Aim: Among the lines below, count those containing the word "marginal". Give the number only.

Supplied data:
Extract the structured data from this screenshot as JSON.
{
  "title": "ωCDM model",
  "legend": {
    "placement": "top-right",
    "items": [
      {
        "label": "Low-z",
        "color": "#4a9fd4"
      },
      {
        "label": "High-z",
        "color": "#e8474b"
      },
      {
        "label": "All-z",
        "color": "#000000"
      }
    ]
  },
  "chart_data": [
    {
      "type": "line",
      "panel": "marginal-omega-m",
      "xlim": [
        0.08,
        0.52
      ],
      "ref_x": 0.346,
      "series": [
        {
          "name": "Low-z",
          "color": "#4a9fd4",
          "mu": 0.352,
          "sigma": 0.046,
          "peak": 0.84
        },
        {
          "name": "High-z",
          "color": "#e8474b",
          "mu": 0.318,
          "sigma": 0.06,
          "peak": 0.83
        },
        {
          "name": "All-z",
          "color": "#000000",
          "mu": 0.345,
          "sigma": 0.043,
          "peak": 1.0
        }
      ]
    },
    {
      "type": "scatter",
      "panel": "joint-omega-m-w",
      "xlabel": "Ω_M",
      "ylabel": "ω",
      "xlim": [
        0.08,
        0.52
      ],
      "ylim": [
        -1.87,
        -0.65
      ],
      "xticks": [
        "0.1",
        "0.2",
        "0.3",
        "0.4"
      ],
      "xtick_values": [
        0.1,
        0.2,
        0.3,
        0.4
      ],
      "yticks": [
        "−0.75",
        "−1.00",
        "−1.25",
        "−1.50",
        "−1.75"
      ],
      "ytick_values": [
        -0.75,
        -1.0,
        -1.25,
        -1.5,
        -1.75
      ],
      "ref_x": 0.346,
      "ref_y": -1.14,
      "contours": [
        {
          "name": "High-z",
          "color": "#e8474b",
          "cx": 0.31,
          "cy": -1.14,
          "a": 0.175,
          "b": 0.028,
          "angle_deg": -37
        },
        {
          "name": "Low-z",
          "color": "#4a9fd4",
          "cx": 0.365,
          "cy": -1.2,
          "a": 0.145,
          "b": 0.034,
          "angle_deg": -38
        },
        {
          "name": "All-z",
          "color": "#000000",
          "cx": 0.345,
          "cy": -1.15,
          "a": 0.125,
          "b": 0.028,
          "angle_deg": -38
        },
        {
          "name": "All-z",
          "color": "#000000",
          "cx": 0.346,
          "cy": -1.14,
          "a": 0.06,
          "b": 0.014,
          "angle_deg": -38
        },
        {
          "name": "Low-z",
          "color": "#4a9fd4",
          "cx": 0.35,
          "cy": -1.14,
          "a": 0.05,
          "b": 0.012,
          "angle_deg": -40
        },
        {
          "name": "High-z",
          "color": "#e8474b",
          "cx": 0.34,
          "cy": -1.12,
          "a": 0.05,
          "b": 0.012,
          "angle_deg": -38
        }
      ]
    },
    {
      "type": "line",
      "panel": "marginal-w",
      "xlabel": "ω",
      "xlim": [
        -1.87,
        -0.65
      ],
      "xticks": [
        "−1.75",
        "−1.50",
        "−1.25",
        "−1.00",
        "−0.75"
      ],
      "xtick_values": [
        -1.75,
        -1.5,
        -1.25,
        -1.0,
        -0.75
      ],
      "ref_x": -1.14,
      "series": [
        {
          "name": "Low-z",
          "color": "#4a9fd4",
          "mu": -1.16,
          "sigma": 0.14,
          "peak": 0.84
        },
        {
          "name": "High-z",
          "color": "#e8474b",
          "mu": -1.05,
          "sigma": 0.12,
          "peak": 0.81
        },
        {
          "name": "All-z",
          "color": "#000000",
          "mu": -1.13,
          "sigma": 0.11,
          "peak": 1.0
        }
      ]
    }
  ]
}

Final result: 2